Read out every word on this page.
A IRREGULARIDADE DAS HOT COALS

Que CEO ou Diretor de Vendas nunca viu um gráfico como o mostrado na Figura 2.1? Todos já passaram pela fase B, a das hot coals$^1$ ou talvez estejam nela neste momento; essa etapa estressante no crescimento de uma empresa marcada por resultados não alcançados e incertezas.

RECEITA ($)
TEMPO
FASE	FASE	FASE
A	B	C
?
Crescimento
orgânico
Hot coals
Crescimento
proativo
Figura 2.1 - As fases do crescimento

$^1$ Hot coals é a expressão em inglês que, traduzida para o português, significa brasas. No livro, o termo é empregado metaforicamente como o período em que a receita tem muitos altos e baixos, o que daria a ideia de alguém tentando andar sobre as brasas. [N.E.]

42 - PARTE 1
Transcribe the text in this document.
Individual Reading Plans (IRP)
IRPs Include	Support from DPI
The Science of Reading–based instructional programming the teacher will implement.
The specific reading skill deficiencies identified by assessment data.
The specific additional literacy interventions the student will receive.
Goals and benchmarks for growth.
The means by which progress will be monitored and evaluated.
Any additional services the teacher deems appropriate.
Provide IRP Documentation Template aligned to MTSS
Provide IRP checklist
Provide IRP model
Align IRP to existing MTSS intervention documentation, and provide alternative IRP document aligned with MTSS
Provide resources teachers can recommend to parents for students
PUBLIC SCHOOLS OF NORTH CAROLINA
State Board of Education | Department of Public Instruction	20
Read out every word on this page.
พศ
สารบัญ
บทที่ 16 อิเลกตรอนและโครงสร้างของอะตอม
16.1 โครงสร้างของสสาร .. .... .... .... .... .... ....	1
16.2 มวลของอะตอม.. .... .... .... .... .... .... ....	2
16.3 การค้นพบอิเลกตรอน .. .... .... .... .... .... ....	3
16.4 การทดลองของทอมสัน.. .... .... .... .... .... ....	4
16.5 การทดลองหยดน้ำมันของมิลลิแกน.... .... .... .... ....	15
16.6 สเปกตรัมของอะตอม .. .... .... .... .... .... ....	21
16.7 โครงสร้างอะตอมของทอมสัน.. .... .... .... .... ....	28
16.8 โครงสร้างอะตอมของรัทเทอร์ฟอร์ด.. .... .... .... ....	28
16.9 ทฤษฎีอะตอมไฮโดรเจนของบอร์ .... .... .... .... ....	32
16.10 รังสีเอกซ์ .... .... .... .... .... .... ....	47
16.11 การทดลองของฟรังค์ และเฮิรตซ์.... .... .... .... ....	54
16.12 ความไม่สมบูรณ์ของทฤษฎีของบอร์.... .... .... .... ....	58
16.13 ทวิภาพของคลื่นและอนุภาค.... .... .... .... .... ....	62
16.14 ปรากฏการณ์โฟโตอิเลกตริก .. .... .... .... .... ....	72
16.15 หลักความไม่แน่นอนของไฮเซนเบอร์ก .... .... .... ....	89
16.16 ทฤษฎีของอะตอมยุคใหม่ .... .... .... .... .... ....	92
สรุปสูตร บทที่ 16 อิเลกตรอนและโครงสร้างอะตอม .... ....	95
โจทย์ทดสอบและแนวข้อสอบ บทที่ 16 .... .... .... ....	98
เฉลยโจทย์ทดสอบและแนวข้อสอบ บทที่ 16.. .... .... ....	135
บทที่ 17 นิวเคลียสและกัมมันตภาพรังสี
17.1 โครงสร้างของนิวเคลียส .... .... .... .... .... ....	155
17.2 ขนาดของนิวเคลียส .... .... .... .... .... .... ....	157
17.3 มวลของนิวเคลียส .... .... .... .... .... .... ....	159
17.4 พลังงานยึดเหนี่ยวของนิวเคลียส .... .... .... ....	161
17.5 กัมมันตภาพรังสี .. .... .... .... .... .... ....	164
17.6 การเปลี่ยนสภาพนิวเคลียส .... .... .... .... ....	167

────

### Stated problem
Write out the whole listing again, exactly as it stands.

### Final answer
Read out every word on this page.
A IRREGULARIDADE DAS HOT COALS

Que CEO ou Diretor de Vendas nunca viu um gráfico como o mostrado na Figura 2.1? Todos já passaram pela fase B, a das hot coals$^1$ ou talvez estejam nela neste momento; essa etapa estressante no crescimento de uma empresa marcada por resultados não alcançados e incertezas.

RECEITA ($)
TEMPO
FASE	FASE	FASE
A	B	C
?
Crescimento
orgânico
Hot coals
Crescimento
proativo
Figura 2.1 - As fases do crescimento

$^1$ Hot coals é a expressão em inglês que, traduzida para o português, significa brasas. No livro, o termo é empregado metaforicamente como o período em que a receita tem muitos altos e baixos, o que daria a ideia de alguém tentando andar sobre as brasas. [N.E.]

42 - PARTE 1
Transcribe the text in this document.
Individual Reading Plans (IRP)
IRPs Include	Support from DPI
The Science of Reading–based instructional programming the teacher will implement.
The specific reading skill deficiencies identified by assessment data.
The specific additional literacy interventions the student will receive.
Goals and benchmarks for growth.
The means by which progress will be monitored and evaluated.
Any additional services the teacher deems appropriate.
Provide IRP Documentation Template aligned to MTSS
Provide IRP checklist
Provide IRP model
Align IRP to existing MTSS intervention documentation, and provide alternative IRP document aligned with MTSS
Provide resources teachers can recommend to parents for students
PUBLIC SCHOOLS OF NORTH CAROLINA
State Board of Education | Department of Public Instruction	20
Read out every word on this page.
พศ
สารบัญ
บทที่ 16 อิเลกตรอนและโครงสร้างของอะตอม
16.1 โครงสร้างของสสาร .. .... .... .... .... .... ....	1
16.2 มวลของอะตอม.. .... .... .... .... .... .... ....	2
16.3 การค้นพบอิเลกตรอน .. .... .... .... .... .... ....	3
16.4 การทดลองของทอมสัน.. .... .... .... .... .... ....	4
16.5 การทดลองหยดน้ำมันของมิลลิแกน.... .... .... .... ....	15
16.6 สเปกตรัมของอะตอม .. .... .... .... .... .... ....	21
16.7 โครงสร้างอะตอมของทอมสัน.. .... .... .... .... ....	28
16.8 โครงสร้างอะตอมของรัทเทอร์ฟอร์ด.. .... .... .... ....	28
16.9 ทฤษฎีอะตอมไฮโดรเจนของบอร์ .... .... .... .... ....	32
16.10 รังสีเอกซ์ .... .... .... .... .... .... ....	47
16.11 การทดลองของฟรังค์ และเฮิรตซ์.... .... .... .... ....	54
16.12 ความไม่สมบูรณ์ของทฤษฎีของบอร์.... .... .... .... ....	58
16.13 ทวิภาพของคลื่นและอนุภาค.... .... .... .... .... ....	62
16.14 ปรากฏการณ์โฟโตอิเลกตริก .. .... .... .... .... ....	72
16.15 หลักความไม่แน่นอนของไฮเซนเบอร์ก .... .... .... ....	89
16.16 ทฤษฎีของอะตอมยุคใหม่ .... .... .... .... .... ....	92
สรุปสูตร บทที่ 16 อิเลกตรอนและโครงสร้างอะตอม .... ....	95
โจทย์ทดสอบและแนวข้อสอบ บทที่ 16 .... .... .... ....	98
เฉลยโจทย์ทดสอบและแนวข้อสอบ บทที่ 16.. .... .... ....	135
บทที่ 17 นิวเคลียสและกัมมันตภาพรังสี
17.1 โครงสร้างของนิวเคลียส .... .... .... .... .... ....	155
17.2 ขนาดของนิวเคลียส .... .... .... .... .... .... ....	157
17.3 มวลของนิวเคลียส .... .... .... .... .... .... ....	159
17.4 พลังงานยึดเหนี่ยวของนิวเคลียส .... .... .... ....	161
17.5 กัมมันตภาพรังสี .. .... .... .... .... .... ....	164
17.6 การเปลี่ยนสภาพนิวเคลียส .... .... .... .... ....	167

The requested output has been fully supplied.